- Brief -
Print the entries below in their entirety, exactly as they are written.

**** Excerpted records ****

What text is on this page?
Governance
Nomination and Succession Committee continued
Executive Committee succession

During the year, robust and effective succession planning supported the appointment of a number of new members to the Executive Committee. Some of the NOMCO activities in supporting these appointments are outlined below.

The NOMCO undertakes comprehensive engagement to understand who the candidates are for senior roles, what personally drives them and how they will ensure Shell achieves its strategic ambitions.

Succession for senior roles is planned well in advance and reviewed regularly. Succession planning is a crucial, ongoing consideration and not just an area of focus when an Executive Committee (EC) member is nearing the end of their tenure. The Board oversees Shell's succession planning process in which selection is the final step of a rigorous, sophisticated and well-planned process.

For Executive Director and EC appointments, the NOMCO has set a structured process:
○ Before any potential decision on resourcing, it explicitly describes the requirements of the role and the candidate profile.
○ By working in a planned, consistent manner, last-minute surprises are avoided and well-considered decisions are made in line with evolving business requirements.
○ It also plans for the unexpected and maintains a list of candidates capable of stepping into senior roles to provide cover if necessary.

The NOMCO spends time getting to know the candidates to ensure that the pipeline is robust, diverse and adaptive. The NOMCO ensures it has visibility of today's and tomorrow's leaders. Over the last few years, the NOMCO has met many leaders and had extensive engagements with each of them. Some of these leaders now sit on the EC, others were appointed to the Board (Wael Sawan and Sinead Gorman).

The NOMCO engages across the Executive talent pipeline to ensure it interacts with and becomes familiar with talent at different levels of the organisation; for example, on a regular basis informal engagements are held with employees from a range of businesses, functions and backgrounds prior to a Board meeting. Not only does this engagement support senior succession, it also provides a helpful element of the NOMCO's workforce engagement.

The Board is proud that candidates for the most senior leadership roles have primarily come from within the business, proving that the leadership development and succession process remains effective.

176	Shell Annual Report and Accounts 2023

****

- Reply -
What text is on this page?
Governance
Nomination and Succession Committee continued
Executive Committee succession

During the year, robust and effective succession planning supported the appointment of a number of new members to the Executive Committee. Some of the NOMCO activities in supporting these appointments are outlined below.

The NOMCO undertakes comprehensive engagement to understand who the candidates are for senior roles, what personally drives them and how they will ensure Shell achieves its strategic ambitions.

Succession for senior roles is planned well in advance and reviewed regularly. Succession planning is a crucial, ongoing consideration and not just an area of focus when an Executive Committee (EC) member is nearing the end of their tenure. The Board oversees Shell's succession planning process in which selection is the final step of a rigorous, sophisticated and well-planned process.

For Executive Director and EC appointments, the NOMCO has set a structured process:
○ Before any potential decision on resourcing, it explicitly describes the requirements of the role and the candidate profile.
○ By working in a planned, consistent manner, last-minute surprises are avoided and well-considered decisions are made in line with evolving business requirements.
○ It also plans for the unexpected and maintains a list of candidates capable of stepping into senior roles to provide cover if necessary.

The NOMCO spends time getting to know the candidates to ensure that the pipeline is robust, diverse and adaptive. The NOMCO ensures it has visibility of today's and tomorrow's leaders. Over the last few years, the NOMCO has met many leaders and had extensive engagements with each of them. Some of these leaders now sit on the EC, others were appointed to the Board (Wael Sawan and Sinead Gorman).

The NOMCO engages across the Executive talent pipeline to ensure it interacts with and becomes familiar with talent at different levels of the organisation; for example, on a regular basis informal engagements are held with employees from a range of businesses, functions and backgrounds prior to a Board meeting. Not only does this engagement support senior succession, it also provides a helpful element of the NOMCO's workforce engagement.

The Board is proud that candidates for the most senior leadership roles have primarily come from within the business, proving that the leadership development and succession process remains effective.

176	Shell Annual Report and Accounts 2023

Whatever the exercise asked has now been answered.